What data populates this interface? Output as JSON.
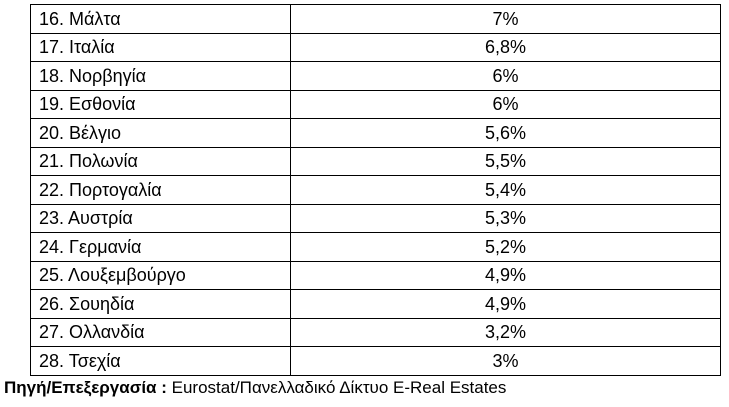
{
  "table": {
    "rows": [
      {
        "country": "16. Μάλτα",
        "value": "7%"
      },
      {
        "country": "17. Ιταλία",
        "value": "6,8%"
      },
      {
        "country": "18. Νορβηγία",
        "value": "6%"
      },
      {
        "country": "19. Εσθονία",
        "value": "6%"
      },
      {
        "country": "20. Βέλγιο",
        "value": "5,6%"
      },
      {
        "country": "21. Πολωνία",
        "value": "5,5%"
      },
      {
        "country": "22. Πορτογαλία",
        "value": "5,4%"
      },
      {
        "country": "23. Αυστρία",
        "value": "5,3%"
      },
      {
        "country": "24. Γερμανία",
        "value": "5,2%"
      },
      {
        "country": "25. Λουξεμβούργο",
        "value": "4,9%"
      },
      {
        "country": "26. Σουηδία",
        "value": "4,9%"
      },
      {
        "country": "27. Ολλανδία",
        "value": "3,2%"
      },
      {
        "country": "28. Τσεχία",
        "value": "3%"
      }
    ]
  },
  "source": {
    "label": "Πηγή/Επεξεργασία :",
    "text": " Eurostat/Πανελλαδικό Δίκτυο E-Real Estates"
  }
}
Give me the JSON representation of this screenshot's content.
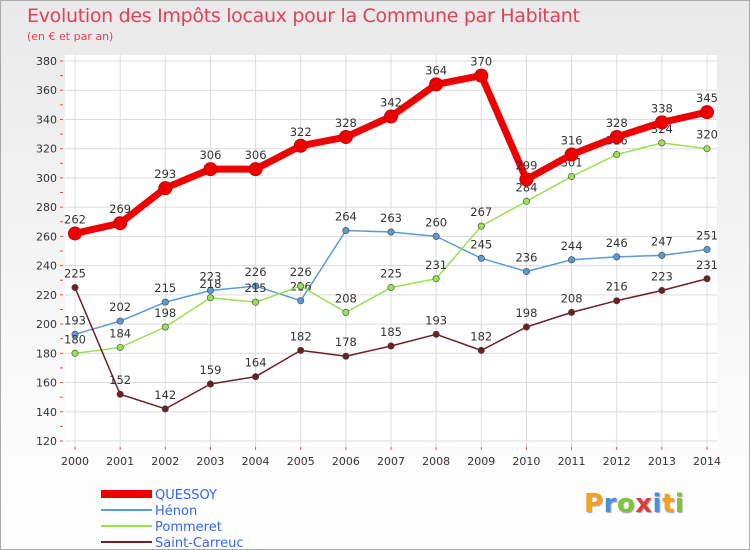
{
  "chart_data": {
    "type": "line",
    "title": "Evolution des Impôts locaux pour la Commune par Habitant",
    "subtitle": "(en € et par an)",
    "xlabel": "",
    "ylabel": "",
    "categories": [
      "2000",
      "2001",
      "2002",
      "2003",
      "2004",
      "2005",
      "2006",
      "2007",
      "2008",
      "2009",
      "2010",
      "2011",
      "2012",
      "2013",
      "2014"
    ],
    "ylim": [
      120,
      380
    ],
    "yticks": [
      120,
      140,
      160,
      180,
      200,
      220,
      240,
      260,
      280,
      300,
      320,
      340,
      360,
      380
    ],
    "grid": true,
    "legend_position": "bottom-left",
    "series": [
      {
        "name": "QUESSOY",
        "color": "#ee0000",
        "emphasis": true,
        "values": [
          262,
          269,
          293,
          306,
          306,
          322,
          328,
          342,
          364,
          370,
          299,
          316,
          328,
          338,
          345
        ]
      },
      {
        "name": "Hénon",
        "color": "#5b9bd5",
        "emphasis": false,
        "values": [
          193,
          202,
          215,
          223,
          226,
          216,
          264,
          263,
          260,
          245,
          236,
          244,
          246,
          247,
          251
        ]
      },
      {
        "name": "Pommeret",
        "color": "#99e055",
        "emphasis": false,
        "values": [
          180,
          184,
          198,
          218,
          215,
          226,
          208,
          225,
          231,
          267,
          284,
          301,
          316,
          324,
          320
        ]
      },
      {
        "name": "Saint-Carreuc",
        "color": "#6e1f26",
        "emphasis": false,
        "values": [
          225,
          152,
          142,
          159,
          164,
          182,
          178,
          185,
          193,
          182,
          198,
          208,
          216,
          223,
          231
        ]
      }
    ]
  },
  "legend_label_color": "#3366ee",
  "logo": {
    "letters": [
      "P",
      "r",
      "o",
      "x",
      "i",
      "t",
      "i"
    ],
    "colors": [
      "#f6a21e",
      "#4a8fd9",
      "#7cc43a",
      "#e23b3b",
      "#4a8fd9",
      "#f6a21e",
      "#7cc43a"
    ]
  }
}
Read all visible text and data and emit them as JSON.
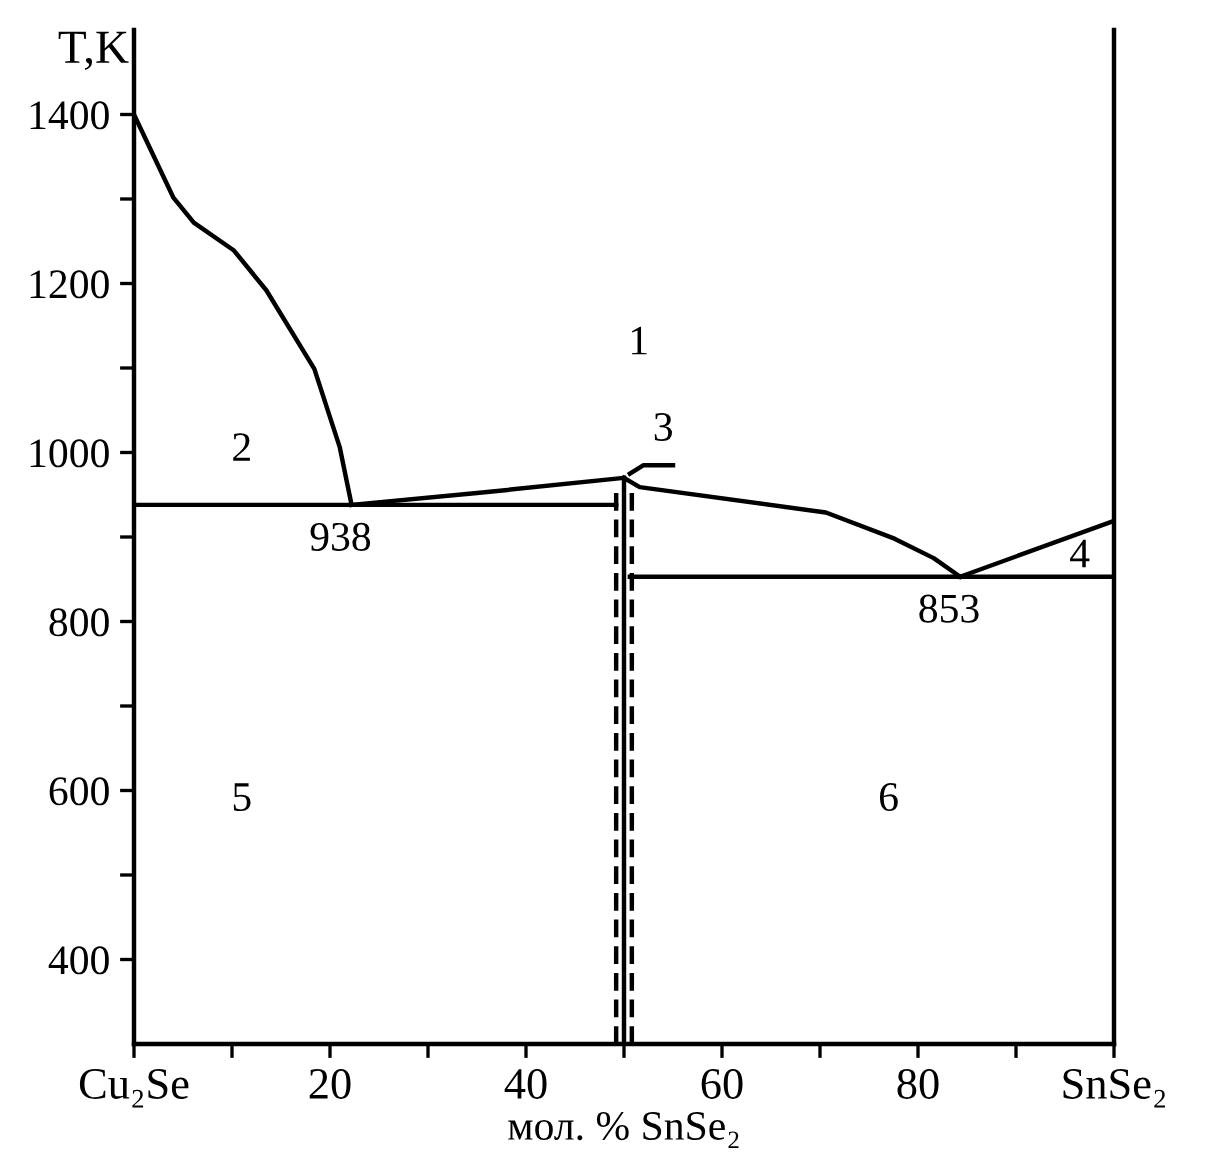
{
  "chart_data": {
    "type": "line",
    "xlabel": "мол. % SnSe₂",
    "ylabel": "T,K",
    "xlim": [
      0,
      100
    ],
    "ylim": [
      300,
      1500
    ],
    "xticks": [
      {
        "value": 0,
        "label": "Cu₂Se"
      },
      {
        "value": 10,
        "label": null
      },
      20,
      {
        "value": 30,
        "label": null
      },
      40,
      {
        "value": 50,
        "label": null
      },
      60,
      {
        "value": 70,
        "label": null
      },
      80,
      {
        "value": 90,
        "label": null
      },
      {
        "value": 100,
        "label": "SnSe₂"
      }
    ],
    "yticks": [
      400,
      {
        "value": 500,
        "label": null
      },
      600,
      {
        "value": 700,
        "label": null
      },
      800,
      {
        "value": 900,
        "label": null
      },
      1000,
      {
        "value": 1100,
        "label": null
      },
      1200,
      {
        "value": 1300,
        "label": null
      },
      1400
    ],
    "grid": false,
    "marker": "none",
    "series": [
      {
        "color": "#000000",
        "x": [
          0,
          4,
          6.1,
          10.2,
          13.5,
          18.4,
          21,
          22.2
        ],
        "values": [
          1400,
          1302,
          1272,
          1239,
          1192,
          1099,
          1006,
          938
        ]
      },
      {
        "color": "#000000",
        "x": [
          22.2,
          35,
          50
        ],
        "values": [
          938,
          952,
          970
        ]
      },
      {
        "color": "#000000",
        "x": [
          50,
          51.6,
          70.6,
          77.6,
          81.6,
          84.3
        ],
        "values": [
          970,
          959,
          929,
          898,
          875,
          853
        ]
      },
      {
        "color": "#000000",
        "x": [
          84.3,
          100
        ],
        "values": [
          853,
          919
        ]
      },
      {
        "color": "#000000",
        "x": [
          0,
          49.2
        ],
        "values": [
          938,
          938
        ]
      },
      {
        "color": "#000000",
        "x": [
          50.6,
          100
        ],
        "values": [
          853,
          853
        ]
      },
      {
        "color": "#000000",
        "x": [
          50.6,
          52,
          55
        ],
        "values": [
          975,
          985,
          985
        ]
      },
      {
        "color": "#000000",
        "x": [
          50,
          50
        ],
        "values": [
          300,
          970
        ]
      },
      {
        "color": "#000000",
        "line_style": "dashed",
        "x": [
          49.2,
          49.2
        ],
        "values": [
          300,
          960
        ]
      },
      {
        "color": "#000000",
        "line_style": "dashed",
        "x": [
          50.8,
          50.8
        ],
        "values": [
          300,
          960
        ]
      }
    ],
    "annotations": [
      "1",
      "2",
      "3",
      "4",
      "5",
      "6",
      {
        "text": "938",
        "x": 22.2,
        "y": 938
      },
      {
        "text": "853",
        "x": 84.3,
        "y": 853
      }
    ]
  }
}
_____
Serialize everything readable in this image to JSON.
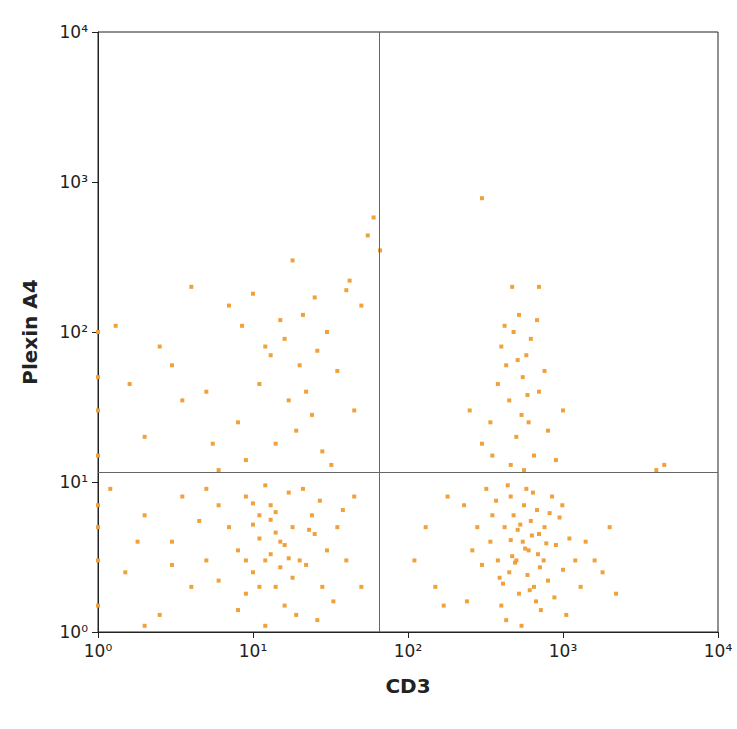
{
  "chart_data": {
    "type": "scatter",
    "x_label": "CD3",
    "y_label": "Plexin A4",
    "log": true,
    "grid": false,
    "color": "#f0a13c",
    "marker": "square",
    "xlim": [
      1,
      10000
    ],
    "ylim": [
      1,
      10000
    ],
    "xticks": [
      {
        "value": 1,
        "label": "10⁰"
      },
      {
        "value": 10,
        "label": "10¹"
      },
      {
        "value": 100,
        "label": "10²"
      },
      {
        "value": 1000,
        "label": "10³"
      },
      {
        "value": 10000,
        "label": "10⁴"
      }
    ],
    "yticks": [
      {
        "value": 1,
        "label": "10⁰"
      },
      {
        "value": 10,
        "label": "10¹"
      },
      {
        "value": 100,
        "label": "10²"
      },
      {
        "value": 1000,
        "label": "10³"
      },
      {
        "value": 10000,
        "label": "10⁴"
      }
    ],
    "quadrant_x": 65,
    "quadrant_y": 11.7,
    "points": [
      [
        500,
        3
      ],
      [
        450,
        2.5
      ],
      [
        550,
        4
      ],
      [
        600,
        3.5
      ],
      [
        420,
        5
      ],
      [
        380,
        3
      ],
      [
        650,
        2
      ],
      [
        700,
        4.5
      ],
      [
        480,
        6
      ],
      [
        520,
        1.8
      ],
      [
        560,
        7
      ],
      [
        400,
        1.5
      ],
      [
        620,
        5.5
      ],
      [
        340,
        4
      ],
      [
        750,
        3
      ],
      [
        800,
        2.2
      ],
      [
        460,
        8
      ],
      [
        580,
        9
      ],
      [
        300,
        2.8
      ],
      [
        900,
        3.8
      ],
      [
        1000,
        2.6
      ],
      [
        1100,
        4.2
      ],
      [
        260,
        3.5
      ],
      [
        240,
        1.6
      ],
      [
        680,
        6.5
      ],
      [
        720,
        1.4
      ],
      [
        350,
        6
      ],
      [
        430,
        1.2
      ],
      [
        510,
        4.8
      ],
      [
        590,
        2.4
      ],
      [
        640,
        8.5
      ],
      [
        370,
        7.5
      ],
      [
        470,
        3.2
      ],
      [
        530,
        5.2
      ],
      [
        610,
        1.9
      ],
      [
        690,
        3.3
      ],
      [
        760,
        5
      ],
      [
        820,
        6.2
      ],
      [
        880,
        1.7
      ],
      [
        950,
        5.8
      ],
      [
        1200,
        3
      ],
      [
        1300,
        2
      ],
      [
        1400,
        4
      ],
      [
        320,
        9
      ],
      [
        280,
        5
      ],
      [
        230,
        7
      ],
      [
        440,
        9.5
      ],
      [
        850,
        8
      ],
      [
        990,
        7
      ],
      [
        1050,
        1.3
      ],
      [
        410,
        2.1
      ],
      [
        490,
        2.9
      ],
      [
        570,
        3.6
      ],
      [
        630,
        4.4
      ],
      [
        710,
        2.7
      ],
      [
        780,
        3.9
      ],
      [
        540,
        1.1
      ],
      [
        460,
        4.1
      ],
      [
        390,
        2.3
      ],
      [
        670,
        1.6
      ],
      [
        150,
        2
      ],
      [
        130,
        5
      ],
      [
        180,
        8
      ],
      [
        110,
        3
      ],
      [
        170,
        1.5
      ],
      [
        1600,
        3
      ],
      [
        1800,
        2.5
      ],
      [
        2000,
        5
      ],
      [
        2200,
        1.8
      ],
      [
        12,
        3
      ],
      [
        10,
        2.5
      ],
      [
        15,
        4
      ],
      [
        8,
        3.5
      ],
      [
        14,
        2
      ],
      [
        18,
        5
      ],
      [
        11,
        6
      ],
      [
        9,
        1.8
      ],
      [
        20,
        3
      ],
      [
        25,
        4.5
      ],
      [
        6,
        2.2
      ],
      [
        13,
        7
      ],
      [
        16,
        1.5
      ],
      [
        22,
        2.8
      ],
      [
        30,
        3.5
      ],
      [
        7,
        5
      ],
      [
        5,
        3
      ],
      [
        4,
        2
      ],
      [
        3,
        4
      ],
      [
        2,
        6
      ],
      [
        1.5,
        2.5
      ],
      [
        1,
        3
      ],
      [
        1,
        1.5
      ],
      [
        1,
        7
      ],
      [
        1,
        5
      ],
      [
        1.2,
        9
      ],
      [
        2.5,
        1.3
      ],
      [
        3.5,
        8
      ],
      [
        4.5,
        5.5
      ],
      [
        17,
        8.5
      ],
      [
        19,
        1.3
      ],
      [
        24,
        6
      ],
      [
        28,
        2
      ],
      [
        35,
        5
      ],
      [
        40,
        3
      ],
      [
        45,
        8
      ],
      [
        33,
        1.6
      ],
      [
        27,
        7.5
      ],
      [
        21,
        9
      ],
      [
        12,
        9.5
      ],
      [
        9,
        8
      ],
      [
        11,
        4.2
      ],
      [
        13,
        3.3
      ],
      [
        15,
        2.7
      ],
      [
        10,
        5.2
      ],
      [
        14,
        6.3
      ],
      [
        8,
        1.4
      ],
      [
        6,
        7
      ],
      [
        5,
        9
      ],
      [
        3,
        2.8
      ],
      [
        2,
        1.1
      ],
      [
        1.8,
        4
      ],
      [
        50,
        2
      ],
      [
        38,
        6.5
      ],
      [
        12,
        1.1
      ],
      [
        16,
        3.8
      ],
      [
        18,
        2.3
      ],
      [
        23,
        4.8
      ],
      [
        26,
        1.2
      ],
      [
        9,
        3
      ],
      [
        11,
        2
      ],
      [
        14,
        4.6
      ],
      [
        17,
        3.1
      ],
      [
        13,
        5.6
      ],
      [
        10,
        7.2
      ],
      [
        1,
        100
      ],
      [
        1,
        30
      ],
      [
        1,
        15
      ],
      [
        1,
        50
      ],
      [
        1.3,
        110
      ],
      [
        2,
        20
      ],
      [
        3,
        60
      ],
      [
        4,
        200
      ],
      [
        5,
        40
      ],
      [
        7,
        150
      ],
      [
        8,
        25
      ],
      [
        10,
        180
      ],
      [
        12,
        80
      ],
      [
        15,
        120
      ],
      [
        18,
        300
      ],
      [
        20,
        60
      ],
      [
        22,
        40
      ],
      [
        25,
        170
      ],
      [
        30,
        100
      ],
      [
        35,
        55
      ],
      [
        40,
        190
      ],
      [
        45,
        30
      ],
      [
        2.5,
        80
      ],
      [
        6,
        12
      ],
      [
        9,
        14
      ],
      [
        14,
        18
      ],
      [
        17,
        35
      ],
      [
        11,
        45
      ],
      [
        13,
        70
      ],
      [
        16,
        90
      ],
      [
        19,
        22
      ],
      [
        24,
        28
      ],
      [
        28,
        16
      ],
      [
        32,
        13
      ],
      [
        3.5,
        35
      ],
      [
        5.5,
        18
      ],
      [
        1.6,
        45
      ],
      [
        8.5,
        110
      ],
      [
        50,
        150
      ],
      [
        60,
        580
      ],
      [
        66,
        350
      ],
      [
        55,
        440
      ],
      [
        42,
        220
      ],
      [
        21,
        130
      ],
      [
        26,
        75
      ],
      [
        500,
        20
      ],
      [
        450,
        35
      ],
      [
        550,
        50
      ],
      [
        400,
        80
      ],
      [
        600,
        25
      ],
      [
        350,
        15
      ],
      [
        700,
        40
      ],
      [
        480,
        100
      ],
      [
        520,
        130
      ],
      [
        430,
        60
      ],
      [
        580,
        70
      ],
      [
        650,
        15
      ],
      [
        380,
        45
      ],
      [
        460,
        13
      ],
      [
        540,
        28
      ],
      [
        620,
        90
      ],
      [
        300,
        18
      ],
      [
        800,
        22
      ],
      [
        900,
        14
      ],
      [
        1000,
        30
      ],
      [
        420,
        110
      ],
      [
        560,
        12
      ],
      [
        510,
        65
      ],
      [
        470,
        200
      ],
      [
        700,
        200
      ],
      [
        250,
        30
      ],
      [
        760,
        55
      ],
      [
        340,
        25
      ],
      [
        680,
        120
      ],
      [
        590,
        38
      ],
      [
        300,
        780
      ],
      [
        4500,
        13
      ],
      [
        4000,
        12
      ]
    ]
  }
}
_____
**GOAL OF THE EXERCISE:** List all lines in the material containing the string "JSON".

**EXERCISE OUTPUT:**
What data populates this interface? Output as JSON.
Give me the JSON representation of this screenshot's content.
Read all visible text and data and emit them as JSON.
Serialize everything readable in this image to JSON.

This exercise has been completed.